Work to complete
Copy each line of the entries that contains the word "уровня".

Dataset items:
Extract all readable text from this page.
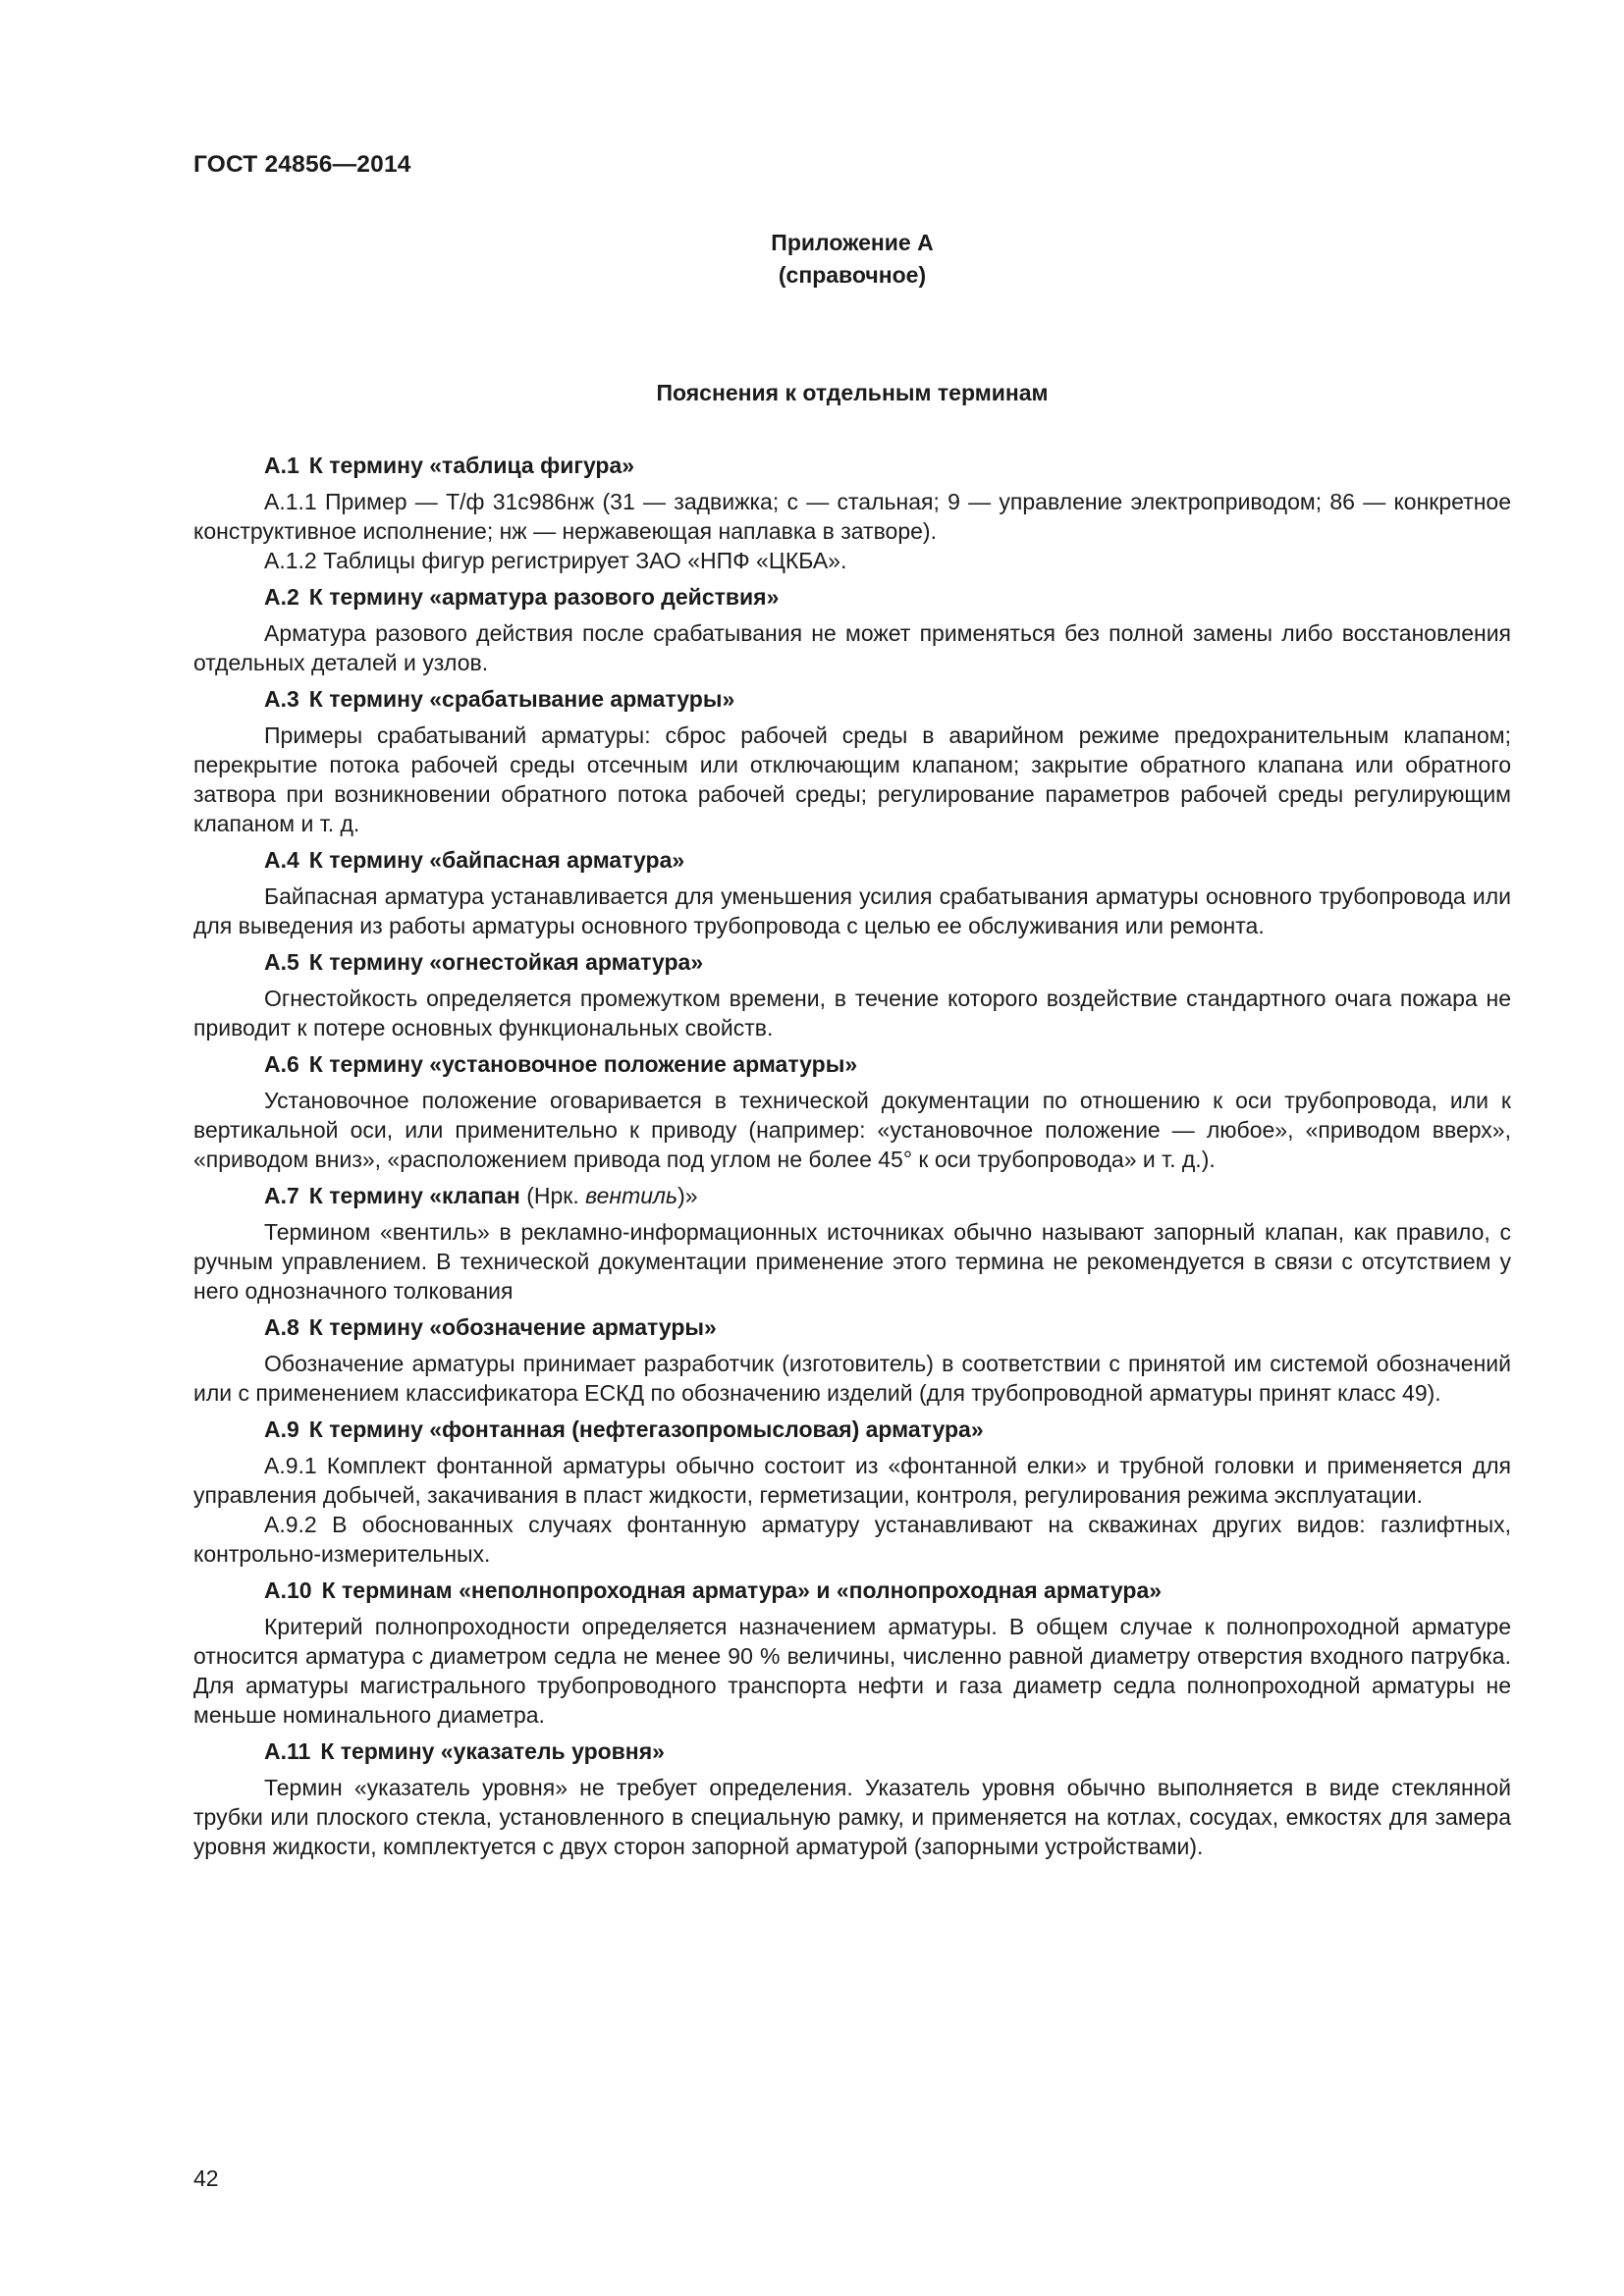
ГОСТ 24856—2014
Приложение А
(справочное)
Пояснения к отдельным терминам

А.1 К термину «таблица фигура»

А.1.1 Пример — Т/ф 31с986нж (31 — задвижка; с — стальная; 9 — управление электроприводом; 86 — конкретное конструктивное исполнение; нж — нержавеющая наплавка в затворе).

А.1.2 Таблицы фигур регистрирует ЗАО «НПФ «ЦКБА».

А.2 К термину «арматура разового действия»

Арматура разового действия после срабатывания не может применяться без полной замены либо восстановления отдельных деталей и узлов.

А.3 К термину «срабатывание арматуры»

Примеры срабатываний арматуры: сброс рабочей среды в аварийном режиме предохранительным клапаном; перекрытие потока рабочей среды отсечным или отключающим клапаном; закрытие обратного клапана или обратного затвора при возникновении обратного потока рабочей среды; регулирование параметров рабочей среды регулирующим клапаном и т. д.

А.4 К термину «байпасная арматура»

Байпасная арматура устанавливается для уменьшения усилия срабатывания арматуры основного трубопровода или для выведения из работы арматуры основного трубопровода с целью ее обслуживания или ремонта.

А.5 К термину «огнестойкая арматура»

Огнестойкость определяется промежутком времени, в течение которого воздействие стандартного очага пожара не приводит к потере основных функциональных свойств.

А.6 К термину «установочное положение арматуры»

Установочное положение оговаривается в технической документации по отношению к оси трубопровода, или к вертикальной оси, или применительно к приводу (например: «установочное положение — любое», «приводом вверх», «приводом вниз», «расположением привода под углом не более 45° к оси трубопровода» и т. д.).

А.7 К термину «клапан (Нрк. вентиль)»

Термином «вентиль» в рекламно-информационных источниках обычно называют запорный клапан, как правило, с ручным управлением. В технической документации применение этого термина не рекомендуется в связи с отсутствием у него однозначного толкования

А.8 К термину «обозначение арматуры»

Обозначение арматуры принимает разработчик (изготовитель) в соответствии с принятой им системой обозначений или с применением классификатора ЕСКД по обозначению изделий (для трубопроводной арматуры принят класс 49).

А.9 К термину «фонтанная (нефтегазопромысловая) арматура»

А.9.1 Комплект фонтанной арматуры обычно состоит из «фонтанной елки» и трубной головки и применяется для управления добычей, закачивания в пласт жидкости, герметизации, контроля, регулирования режима эксплуатации.

А.9.2 В обоснованных случаях фонтанную арматуру устанавливают на скважинах других видов: газлифтных, контрольно-измерительных.

А.10 К терминам «неполнопроходная арматура» и «полнопроходная арматура»

Критерий полнопроходности определяется назначением арматуры. В общем случае к полнопроходной арматуре относится арматура с диаметром седла не менее 90 % величины, численно равной диаметру отверстия входного патрубка. Для арматуры магистрального трубопроводного транспорта нефти и газа диаметр седла полнопроходной арматуры не меньше номинального диаметра.

А.11 К термину «указатель уровня»

Термин «указатель уровня» не требует определения. Указатель уровня обычно выполняется в виде стеклянной трубки или плоского стекла, установленного в специальную рамку, и применяется на котлах, сосудах, емкостях для замера уровня жидкости, комплектуется с двух сторон запорной арматурой (запорными устройствами).

42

Output below
А.11 К термину «указатель уровня»
Термин «указатель уровня» не требует определения. Указатель уровня обычно выполняется в виде стеклянной трубки или плоского стекла, установленного в специальную рамку, и применяется на котлах, сосудах, емкостях для замера уровня жидкости, комплектуется с двух сторон запорной арматурой (запорными устройствами).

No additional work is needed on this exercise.